**Prompt**
Collect every line in the records below that contains the word "this".

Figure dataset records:
==========

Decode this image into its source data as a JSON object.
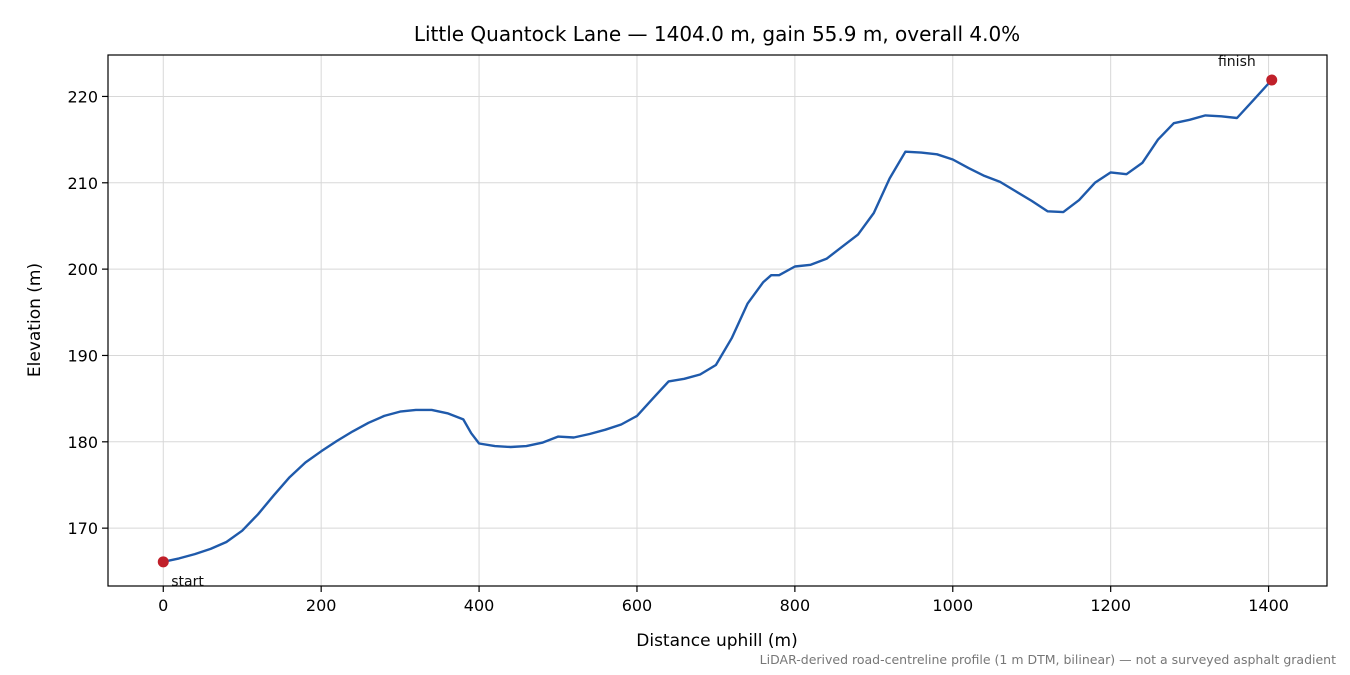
{
  "chart_data": {
    "type": "line",
    "title": "Little Quantock Lane — 1404.0 m, gain 55.9 m, overall 4.0%",
    "xlabel": "Distance uphill (m)",
    "ylabel": "Elevation (m)",
    "xlim": [
      -70,
      1474
    ],
    "ylim": [
      163.3,
      224.8
    ],
    "xticks": [
      0,
      200,
      400,
      600,
      800,
      1000,
      1200,
      1400
    ],
    "yticks": [
      170,
      180,
      190,
      200,
      210,
      220
    ],
    "grid": true,
    "line_color": "#1f5aab",
    "marker_color": "#c0202a",
    "series": [
      {
        "x": [
          0,
          20,
          40,
          60,
          80,
          100,
          120,
          140,
          160,
          180,
          200,
          220,
          240,
          260,
          280,
          300,
          320,
          340,
          360,
          380,
          390,
          400,
          420,
          440,
          460,
          480,
          500,
          520,
          540,
          560,
          580,
          600,
          620,
          640,
          660,
          680,
          700,
          720,
          740,
          760,
          770,
          780,
          800,
          820,
          840,
          860,
          880,
          900,
          920,
          940,
          960,
          980,
          1000,
          1020,
          1040,
          1060,
          1080,
          1100,
          1120,
          1140,
          1160,
          1180,
          1200,
          1220,
          1240,
          1260,
          1280,
          1300,
          1320,
          1340,
          1360,
          1380,
          1404
        ],
        "y": [
          166.1,
          166.5,
          167.0,
          167.6,
          168.4,
          169.7,
          171.6,
          173.8,
          175.9,
          177.6,
          178.9,
          180.1,
          181.2,
          182.2,
          183.0,
          183.5,
          183.7,
          183.7,
          183.3,
          182.6,
          181.0,
          179.8,
          179.5,
          179.4,
          179.5,
          179.9,
          180.6,
          180.5,
          180.9,
          181.4,
          182.0,
          183.0,
          185.0,
          187.0,
          187.3,
          187.8,
          188.9,
          192.0,
          196.0,
          198.5,
          199.3,
          199.3,
          200.3,
          200.5,
          201.2,
          202.6,
          204.0,
          206.5,
          210.5,
          213.6,
          213.5,
          213.3,
          212.7,
          211.7,
          210.8,
          210.1,
          209.0,
          207.9,
          206.7,
          206.6,
          208.0,
          210.0,
          211.2,
          211.0,
          212.3,
          215.0,
          216.9,
          217.3,
          217.8,
          217.7,
          217.5,
          219.5,
          221.9
        ]
      }
    ],
    "annotations": [
      {
        "text": "start",
        "x": 0,
        "y": 166.1
      },
      {
        "text": "finish",
        "x": 1404,
        "y": 221.9
      }
    ],
    "footnote": "LiDAR-derived road-centreline profile (1 m DTM, bilinear) — not a surveyed asphalt gradient"
  }
}
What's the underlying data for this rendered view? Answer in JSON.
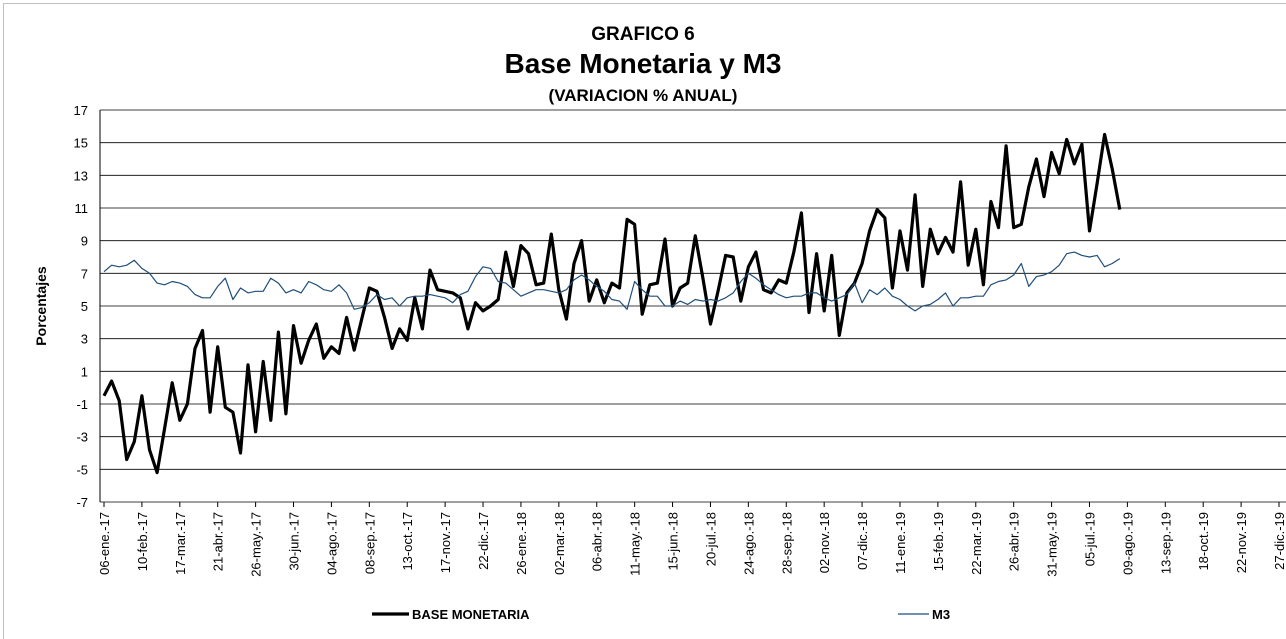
{
  "chart_data": {
    "type": "line",
    "title": "GRAFICO 6",
    "subtitle": "Base Monetaria y M3",
    "subtitle2": "(VARIACION % ANUAL)",
    "y_label": "Porcentajes",
    "ylim": [
      -7,
      17
    ],
    "yticks": [
      -7,
      -5,
      -3,
      -1,
      1,
      3,
      5,
      7,
      9,
      11,
      13,
      15,
      17
    ],
    "grid": true,
    "categories": [
      "06-ene.-17",
      null,
      null,
      null,
      null,
      "10-feb.-17",
      null,
      null,
      null,
      null,
      "17-mar.-17",
      null,
      null,
      null,
      null,
      "21-abr.-17",
      null,
      null,
      null,
      null,
      "26-may.-17",
      null,
      null,
      null,
      null,
      "30-jun.-17",
      null,
      null,
      null,
      null,
      "04-ago.-17",
      null,
      null,
      null,
      null,
      "08-sep.-17",
      null,
      null,
      null,
      null,
      "13-oct.-17",
      null,
      null,
      null,
      null,
      "17-nov.-17",
      null,
      null,
      null,
      null,
      "22-dic.-17",
      null,
      null,
      null,
      null,
      "26-ene.-18",
      null,
      null,
      null,
      null,
      "02-mar.-18",
      null,
      null,
      null,
      null,
      "06-abr.-18",
      null,
      null,
      null,
      null,
      "11-may.-18",
      null,
      null,
      null,
      null,
      "15-jun.-18",
      null,
      null,
      null,
      null,
      "20-jul.-18",
      null,
      null,
      null,
      null,
      "24-ago.-18",
      null,
      null,
      null,
      null,
      "28-sep.-18",
      null,
      null,
      null,
      null,
      "02-nov.-18",
      null,
      null,
      null,
      null,
      "07-dic.-18",
      null,
      null,
      null,
      null,
      "11-ene.-19",
      null,
      null,
      null,
      null,
      "15-feb.-19",
      null,
      null,
      null,
      null,
      "22-mar.-19",
      null,
      null,
      null,
      null,
      "26-abr.-19",
      null,
      null,
      null,
      null,
      "31-may.-19",
      null,
      null,
      null,
      null,
      "05-jul.-19",
      null,
      null,
      null,
      null,
      "09-ago.-19",
      null,
      null,
      null,
      null,
      "13-sep.-19",
      null,
      null,
      null,
      null,
      "18-oct.-19",
      null,
      null,
      null,
      null,
      "22-nov.-19",
      null,
      null,
      null,
      null,
      "27-dic.-19"
    ],
    "series": [
      {
        "name": "BASE MONETARIA",
        "color": "#000000",
        "width": 3.2,
        "values": [
          -0.5,
          0.4,
          -0.8,
          -4.4,
          -3.3,
          -0.5,
          -3.8,
          -5.2,
          -2.5,
          0.3,
          -2.0,
          -1.0,
          2.4,
          3.5,
          -1.5,
          2.5,
          -1.2,
          -1.5,
          -4.0,
          1.4,
          -2.7,
          1.6,
          -2.0,
          3.4,
          -1.6,
          3.8,
          1.5,
          2.9,
          3.9,
          1.8,
          2.5,
          2.1,
          4.3,
          2.3,
          4.2,
          6.1,
          5.9,
          4.3,
          2.4,
          3.6,
          2.9,
          5.5,
          3.6,
          7.2,
          6.0,
          5.9,
          5.8,
          5.5,
          3.6,
          5.2,
          4.7,
          5.0,
          5.4,
          8.3,
          6.2,
          8.7,
          8.2,
          6.3,
          6.4,
          9.4,
          6.0,
          4.2,
          7.6,
          9.0,
          5.3,
          6.6,
          5.2,
          6.4,
          6.1,
          10.3,
          10.0,
          4.5,
          6.3,
          6.4,
          9.1,
          5.0,
          6.1,
          6.4,
          9.3,
          6.7,
          3.9,
          5.9,
          8.1,
          8.0,
          5.3,
          7.4,
          8.3,
          6.0,
          5.8,
          6.6,
          6.4,
          8.3,
          10.7,
          4.6,
          8.2,
          4.7,
          8.1,
          3.2,
          5.8,
          6.4,
          7.6,
          9.6,
          10.9,
          10.4,
          6.1,
          9.6,
          7.2,
          11.8,
          6.2,
          9.7,
          8.2,
          9.2,
          8.3,
          12.6,
          7.5,
          9.7,
          6.3,
          11.4,
          9.8,
          14.8,
          9.8,
          10.0,
          12.3,
          14.0,
          11.7,
          14.4,
          13.1,
          15.2,
          13.7,
          14.9,
          9.6,
          12.5,
          15.5,
          13.4,
          10.9,
          null,
          null,
          null,
          null,
          null,
          null,
          null,
          null,
          null,
          null,
          null,
          null,
          null,
          null,
          null,
          null,
          null,
          null,
          null,
          null,
          null
        ]
      },
      {
        "name": "M3",
        "color": "#1f4e79",
        "width": 1.2,
        "values": [
          7.1,
          7.5,
          7.4,
          7.5,
          7.8,
          7.3,
          7.0,
          6.4,
          6.3,
          6.5,
          6.4,
          6.2,
          5.7,
          5.5,
          5.5,
          6.2,
          6.7,
          5.4,
          6.1,
          5.8,
          5.9,
          5.9,
          6.7,
          6.4,
          5.8,
          6.0,
          5.8,
          6.5,
          6.3,
          6.0,
          5.9,
          6.3,
          5.8,
          4.8,
          4.9,
          5.2,
          5.7,
          5.4,
          5.5,
          5.0,
          5.5,
          5.6,
          5.6,
          5.7,
          5.6,
          5.5,
          5.2,
          5.7,
          5.9,
          6.8,
          7.4,
          7.3,
          6.5,
          6.4,
          6.0,
          5.6,
          5.8,
          6.0,
          6.0,
          5.9,
          5.8,
          6.0,
          6.6,
          6.9,
          6.6,
          6.2,
          5.9,
          5.4,
          5.3,
          4.8,
          6.5,
          6.0,
          5.6,
          5.6,
          5.0,
          5.0,
          5.3,
          5.1,
          5.4,
          5.3,
          5.4,
          5.3,
          5.5,
          5.8,
          6.5,
          7.0,
          6.7,
          6.3,
          6.0,
          5.7,
          5.5,
          5.6,
          5.6,
          5.8,
          5.8,
          5.5,
          5.3,
          5.5,
          5.7,
          6.4,
          5.2,
          6.0,
          5.7,
          6.1,
          5.6,
          5.4,
          5.0,
          4.7,
          5.0,
          5.1,
          5.4,
          5.8,
          5.0,
          5.5,
          5.5,
          5.6,
          5.6,
          6.3,
          6.5,
          6.6,
          6.9,
          7.6,
          6.2,
          6.8,
          6.9,
          7.1,
          7.5,
          8.2,
          8.3,
          8.1,
          8.0,
          8.1,
          7.4,
          7.6,
          7.9,
          null,
          null,
          null,
          null,
          null,
          null,
          null,
          null,
          null,
          null,
          null,
          null,
          null,
          null,
          null,
          null,
          null,
          null,
          null,
          null,
          null
        ]
      }
    ]
  }
}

==========

**Task response**
Decode this image into its source data as a JSON object.
What's the underlying data for this rendered view? Answer in JSON.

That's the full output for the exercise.